** THE INPUT **
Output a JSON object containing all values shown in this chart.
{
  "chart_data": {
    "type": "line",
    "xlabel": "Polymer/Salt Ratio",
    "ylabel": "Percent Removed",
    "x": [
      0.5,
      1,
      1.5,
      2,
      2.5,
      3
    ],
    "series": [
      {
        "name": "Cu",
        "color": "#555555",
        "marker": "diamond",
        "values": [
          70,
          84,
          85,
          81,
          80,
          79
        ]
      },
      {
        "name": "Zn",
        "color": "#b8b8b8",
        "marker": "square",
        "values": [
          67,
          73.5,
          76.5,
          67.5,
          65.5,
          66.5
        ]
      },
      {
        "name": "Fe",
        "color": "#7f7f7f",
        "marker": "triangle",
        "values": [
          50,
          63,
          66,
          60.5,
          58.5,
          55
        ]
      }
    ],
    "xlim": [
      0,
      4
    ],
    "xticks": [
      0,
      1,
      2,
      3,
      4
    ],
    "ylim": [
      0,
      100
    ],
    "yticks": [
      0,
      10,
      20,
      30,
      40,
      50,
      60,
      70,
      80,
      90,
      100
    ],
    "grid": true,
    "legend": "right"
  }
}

** TASK OBJECTIVE **
Copy every line exactly. Leave nothing out.

** FINISHED TASK **
Output a JSON object containing all values shown in this chart.
{
  "chart_data": {
    "type": "line",
    "xlabel": "Polymer/Salt Ratio",
    "ylabel": "Percent Removed",
    "x": [
      0.5,
      1,
      1.5,
      2,
      2.5,
      3
    ],
    "series": [
      {
        "name": "Cu",
        "color": "#555555",
        "marker": "diamond",
        "values": [
          70,
          84,
          85,
          81,
          80,
          79
        ]
      },
      {
        "name": "Zn",
        "color": "#b8b8b8",
        "marker": "square",
        "values": [
          67,
          73.5,
          76.5,
          67.5,
          65.5,
          66.5
        ]
      },
      {
        "name": "Fe",
        "color": "#7f7f7f",
        "marker": "triangle",
        "values": [
          50,
          63,
          66,
          60.5,
          58.5,
          55
        ]
      }
    ],
    "xlim": [
      0,
      4
    ],
    "xticks": [
      0,
      1,
      2,
      3,
      4
    ],
    "ylim": [
      0,
      100
    ],
    "yticks": [
      0,
      10,
      20,
      30,
      40,
      50,
      60,
      70,
      80,
      90,
      100
    ],
    "grid": true,
    "legend": "right"
  }
}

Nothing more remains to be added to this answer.